PROBLEM DETAILS:
Pull out each line of the records holding the string "ÜNİVERSİTESİ".

Data extracted from a collection:

+ + + +

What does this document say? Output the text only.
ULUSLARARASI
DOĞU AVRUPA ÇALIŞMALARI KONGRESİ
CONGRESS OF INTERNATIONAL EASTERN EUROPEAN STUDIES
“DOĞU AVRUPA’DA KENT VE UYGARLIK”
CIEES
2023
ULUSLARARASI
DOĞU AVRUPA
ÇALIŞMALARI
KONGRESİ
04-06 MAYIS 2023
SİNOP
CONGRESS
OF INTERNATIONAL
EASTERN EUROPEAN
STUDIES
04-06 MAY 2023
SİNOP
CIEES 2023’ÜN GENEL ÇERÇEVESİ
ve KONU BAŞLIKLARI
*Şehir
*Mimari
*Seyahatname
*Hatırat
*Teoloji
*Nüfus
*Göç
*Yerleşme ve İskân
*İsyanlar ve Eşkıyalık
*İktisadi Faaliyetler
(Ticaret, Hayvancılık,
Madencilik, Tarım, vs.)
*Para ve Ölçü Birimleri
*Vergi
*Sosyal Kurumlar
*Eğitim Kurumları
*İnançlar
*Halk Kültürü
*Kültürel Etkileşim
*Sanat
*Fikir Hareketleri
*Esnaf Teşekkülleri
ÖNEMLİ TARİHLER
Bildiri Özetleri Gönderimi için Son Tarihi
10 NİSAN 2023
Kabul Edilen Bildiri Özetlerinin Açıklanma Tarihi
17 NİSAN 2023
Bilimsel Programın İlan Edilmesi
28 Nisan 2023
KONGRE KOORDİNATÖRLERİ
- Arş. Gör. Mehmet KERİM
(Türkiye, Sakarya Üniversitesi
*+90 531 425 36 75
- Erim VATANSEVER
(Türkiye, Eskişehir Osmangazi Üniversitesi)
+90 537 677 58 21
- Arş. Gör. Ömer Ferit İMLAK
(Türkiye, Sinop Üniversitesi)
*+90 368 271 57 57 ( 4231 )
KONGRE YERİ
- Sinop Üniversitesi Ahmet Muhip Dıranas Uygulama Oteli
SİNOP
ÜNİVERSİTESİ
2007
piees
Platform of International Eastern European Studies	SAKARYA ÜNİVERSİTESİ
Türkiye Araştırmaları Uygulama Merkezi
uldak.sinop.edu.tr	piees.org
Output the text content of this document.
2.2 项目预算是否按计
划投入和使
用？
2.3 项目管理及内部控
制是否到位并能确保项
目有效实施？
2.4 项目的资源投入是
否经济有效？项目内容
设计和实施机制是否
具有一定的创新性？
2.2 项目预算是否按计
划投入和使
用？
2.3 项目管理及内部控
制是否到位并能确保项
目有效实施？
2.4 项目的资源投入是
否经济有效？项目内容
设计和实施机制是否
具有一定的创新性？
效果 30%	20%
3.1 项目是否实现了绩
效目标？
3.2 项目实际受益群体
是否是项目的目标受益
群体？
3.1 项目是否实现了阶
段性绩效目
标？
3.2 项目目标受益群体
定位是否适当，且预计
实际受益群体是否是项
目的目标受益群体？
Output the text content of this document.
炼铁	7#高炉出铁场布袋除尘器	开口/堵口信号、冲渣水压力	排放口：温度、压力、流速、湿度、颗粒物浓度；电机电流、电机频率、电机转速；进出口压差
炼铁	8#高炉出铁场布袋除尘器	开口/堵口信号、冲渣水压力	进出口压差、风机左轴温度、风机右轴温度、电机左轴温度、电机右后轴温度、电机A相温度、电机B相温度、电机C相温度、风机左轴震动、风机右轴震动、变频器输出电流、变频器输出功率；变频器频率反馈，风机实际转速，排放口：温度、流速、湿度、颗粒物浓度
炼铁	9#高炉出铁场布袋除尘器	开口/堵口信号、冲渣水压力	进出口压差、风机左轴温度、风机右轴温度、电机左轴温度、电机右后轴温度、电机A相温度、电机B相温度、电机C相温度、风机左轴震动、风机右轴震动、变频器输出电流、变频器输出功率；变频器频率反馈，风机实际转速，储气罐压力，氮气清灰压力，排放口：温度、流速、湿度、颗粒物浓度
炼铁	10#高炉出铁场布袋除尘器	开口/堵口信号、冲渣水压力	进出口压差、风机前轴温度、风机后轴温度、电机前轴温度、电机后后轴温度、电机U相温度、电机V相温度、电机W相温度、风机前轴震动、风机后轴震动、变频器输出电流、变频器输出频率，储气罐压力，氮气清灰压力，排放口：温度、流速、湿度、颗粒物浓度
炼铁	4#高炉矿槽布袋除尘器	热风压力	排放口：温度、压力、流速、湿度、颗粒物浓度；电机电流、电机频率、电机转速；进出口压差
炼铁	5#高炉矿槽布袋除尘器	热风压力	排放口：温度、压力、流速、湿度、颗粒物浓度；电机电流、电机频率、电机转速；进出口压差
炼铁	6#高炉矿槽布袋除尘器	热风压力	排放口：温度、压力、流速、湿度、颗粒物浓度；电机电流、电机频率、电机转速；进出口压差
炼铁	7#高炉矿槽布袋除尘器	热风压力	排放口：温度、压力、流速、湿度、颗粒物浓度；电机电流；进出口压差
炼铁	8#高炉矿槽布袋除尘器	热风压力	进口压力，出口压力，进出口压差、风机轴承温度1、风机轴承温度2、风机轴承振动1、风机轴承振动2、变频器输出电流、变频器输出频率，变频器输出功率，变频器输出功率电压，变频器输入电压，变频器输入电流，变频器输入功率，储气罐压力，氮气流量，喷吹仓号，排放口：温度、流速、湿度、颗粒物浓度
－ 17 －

+ + + +

IN RESPONSE:
ÜNİVERSİTESİ
Platform of International Eastern European Studies	SAKARYA ÜNİVERSİTESİ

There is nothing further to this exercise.